# [DIRECTION]
Where a line contains the word "Uber", copy that line.

# [EXERCISE DATA]

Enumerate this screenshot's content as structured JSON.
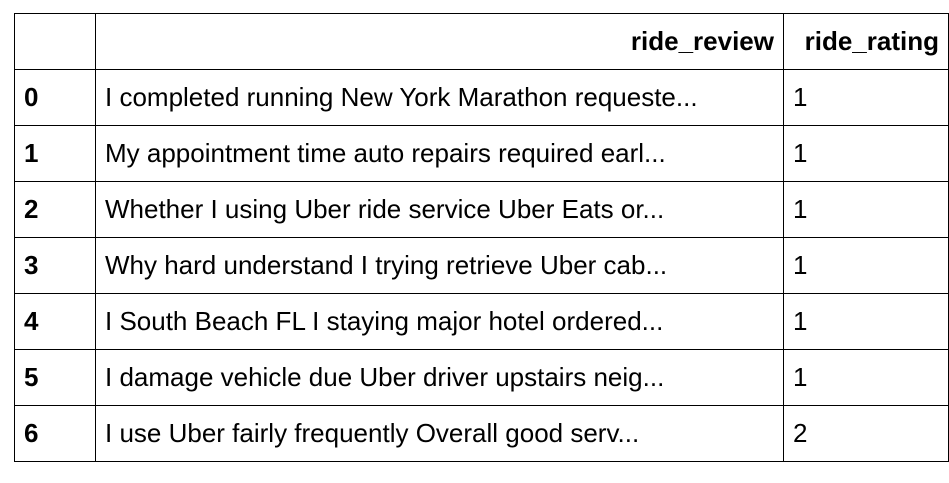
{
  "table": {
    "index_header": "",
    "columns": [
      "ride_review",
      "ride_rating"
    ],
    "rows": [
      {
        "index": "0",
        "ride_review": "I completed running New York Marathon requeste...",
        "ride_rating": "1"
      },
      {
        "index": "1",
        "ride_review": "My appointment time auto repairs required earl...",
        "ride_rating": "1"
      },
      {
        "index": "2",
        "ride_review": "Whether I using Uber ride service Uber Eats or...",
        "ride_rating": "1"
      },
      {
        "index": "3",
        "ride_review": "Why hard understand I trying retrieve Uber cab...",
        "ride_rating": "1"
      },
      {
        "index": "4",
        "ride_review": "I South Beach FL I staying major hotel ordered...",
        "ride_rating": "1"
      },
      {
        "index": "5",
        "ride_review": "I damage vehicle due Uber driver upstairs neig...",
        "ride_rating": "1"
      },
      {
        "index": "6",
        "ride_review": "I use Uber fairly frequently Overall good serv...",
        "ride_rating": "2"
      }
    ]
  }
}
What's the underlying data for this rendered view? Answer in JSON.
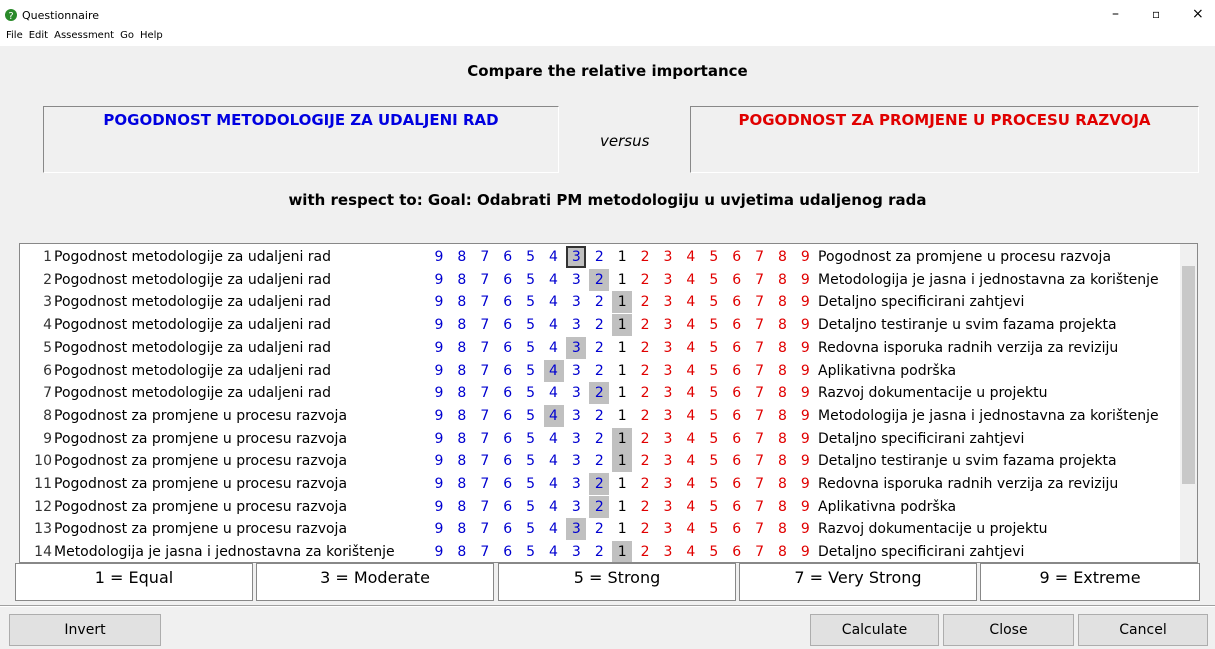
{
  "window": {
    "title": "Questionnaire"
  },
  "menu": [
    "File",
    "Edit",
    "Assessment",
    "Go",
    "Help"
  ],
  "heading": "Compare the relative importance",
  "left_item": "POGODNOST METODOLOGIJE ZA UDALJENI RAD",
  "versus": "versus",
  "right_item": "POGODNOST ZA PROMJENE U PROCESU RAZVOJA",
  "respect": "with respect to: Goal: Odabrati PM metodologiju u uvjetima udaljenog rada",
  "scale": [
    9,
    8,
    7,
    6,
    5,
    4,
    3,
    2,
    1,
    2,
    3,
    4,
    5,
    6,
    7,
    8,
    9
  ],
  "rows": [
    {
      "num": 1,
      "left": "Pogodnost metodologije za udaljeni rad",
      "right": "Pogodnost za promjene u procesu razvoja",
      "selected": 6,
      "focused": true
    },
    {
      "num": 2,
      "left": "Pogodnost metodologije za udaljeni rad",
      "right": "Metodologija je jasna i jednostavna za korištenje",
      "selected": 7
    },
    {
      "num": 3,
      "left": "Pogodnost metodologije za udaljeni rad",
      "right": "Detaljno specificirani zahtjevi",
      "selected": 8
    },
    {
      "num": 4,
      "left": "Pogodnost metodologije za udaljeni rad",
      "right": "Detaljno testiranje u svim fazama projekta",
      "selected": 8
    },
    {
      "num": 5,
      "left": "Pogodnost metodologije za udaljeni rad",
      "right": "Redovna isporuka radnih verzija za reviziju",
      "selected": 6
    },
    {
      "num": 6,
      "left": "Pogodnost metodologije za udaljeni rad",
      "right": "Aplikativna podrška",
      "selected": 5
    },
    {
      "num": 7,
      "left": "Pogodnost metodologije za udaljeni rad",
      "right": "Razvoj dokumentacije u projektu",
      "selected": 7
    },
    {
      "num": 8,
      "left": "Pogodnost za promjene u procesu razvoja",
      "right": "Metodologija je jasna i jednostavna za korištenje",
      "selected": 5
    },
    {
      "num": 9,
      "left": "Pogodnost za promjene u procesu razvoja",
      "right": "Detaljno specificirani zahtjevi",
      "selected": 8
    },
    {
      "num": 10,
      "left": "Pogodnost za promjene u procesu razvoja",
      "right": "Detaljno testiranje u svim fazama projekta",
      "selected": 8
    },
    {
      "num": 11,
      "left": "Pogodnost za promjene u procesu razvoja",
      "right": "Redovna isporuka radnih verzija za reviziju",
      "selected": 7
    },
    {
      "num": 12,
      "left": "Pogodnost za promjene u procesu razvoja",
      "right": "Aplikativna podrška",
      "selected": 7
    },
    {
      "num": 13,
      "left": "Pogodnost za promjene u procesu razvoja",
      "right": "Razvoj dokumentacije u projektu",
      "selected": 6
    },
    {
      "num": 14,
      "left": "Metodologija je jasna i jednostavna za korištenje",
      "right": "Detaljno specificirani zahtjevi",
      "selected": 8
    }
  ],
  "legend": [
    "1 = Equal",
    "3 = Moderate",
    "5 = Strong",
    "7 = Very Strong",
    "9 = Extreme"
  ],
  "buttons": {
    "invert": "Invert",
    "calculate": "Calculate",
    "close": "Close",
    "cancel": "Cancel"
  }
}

---

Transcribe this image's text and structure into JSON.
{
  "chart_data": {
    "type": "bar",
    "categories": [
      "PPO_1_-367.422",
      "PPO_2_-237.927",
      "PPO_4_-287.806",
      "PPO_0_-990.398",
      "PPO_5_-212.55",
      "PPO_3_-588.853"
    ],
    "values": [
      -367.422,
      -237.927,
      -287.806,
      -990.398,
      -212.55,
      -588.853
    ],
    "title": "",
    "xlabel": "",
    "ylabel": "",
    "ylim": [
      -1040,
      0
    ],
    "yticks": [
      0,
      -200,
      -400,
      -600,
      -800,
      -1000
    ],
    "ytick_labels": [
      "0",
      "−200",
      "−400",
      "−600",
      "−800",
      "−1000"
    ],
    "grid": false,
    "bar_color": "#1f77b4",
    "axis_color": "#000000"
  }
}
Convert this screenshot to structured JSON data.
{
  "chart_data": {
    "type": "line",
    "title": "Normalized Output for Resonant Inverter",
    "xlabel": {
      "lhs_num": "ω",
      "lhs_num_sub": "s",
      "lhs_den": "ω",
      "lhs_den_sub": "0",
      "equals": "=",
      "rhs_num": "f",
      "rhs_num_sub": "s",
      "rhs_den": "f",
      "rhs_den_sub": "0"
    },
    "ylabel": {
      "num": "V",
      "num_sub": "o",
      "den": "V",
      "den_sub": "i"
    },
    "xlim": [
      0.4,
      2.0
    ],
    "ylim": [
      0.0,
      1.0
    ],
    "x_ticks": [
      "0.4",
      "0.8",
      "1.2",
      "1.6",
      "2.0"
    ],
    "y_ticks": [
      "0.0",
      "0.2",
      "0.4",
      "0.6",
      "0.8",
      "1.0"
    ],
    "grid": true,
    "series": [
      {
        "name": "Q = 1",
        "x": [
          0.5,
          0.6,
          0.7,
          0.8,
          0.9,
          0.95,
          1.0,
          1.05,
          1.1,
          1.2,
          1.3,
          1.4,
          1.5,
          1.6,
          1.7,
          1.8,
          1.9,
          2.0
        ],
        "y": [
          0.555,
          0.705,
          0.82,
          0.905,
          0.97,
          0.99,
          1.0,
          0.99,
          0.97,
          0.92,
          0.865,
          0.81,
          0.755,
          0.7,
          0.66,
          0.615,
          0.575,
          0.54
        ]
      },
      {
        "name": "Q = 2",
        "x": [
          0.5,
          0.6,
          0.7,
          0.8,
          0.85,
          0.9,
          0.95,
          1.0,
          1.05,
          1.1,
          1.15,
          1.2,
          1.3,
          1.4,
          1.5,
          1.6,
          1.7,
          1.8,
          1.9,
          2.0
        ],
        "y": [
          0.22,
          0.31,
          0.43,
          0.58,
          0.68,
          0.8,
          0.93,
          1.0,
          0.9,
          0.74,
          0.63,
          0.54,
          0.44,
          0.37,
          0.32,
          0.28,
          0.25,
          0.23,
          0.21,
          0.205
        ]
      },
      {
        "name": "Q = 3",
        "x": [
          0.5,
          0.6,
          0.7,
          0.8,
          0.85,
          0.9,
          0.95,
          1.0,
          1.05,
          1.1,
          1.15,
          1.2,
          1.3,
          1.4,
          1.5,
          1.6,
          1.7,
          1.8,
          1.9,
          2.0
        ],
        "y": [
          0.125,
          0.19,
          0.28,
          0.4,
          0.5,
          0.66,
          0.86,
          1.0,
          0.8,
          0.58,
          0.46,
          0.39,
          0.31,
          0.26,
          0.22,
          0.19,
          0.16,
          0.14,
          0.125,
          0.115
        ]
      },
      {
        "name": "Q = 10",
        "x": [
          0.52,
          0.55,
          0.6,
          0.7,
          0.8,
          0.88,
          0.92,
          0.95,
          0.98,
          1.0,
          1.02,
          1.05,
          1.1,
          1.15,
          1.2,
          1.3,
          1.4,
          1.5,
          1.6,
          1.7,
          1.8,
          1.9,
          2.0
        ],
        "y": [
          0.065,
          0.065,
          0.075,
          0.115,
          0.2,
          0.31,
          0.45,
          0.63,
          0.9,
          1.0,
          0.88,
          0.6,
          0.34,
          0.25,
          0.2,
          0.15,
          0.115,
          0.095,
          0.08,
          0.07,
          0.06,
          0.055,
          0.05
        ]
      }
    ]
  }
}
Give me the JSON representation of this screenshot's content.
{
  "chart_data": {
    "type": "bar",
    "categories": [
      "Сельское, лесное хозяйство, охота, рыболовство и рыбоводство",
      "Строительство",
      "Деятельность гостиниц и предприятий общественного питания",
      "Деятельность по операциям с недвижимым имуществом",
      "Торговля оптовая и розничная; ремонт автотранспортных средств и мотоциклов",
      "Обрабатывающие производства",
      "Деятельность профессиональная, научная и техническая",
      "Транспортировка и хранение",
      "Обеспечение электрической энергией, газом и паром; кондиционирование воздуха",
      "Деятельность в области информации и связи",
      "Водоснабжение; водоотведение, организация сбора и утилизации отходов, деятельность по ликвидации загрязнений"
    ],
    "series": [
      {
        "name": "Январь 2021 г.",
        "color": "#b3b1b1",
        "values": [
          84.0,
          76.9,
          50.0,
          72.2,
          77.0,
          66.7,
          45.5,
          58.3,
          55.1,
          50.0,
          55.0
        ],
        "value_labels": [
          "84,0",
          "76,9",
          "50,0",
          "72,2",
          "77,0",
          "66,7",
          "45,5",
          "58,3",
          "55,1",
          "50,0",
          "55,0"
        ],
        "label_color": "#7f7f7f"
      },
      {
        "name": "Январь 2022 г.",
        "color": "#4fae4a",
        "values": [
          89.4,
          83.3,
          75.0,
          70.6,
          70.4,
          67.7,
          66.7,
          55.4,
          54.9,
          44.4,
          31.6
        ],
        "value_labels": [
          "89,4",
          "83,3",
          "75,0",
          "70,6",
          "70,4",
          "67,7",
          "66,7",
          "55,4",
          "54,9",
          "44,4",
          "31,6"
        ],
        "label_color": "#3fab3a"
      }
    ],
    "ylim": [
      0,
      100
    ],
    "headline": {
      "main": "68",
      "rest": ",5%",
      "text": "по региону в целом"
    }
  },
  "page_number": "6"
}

---

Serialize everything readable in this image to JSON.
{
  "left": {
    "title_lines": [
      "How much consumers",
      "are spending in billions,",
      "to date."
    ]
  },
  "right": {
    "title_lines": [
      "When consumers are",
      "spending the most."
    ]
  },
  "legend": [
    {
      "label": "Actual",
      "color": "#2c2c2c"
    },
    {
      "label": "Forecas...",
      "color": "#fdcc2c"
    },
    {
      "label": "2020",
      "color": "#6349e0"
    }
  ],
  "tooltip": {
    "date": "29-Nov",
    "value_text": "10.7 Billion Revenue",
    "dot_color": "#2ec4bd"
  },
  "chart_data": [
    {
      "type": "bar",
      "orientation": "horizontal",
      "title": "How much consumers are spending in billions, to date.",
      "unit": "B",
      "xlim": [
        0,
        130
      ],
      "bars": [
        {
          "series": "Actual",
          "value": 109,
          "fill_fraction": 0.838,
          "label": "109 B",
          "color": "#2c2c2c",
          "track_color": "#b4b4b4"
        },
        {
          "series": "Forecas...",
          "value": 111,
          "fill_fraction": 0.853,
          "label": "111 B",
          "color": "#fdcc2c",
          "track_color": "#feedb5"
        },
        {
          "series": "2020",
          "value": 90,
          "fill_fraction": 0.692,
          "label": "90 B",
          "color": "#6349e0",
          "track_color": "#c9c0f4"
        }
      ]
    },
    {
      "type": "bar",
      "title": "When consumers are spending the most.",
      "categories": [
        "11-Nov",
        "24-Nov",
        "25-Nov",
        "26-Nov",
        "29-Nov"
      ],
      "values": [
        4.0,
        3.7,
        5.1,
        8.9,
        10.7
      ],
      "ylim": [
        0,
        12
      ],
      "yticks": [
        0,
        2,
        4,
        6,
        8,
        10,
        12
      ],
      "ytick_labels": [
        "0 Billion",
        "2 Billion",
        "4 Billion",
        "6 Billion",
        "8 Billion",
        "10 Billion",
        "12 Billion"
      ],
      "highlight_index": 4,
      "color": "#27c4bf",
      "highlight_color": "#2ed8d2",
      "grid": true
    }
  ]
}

# [FINISHED EXERCISE]
        "ride_review": "Whether I using Uber ride service Uber Eats or...",
        "ride_review": "Why hard understand I trying retrieve Uber cab...",
        "ride_review": "I damage vehicle due Uber driver upstairs neig...",
        "ride_review": "I use Uber fairly frequently Overall good serv...",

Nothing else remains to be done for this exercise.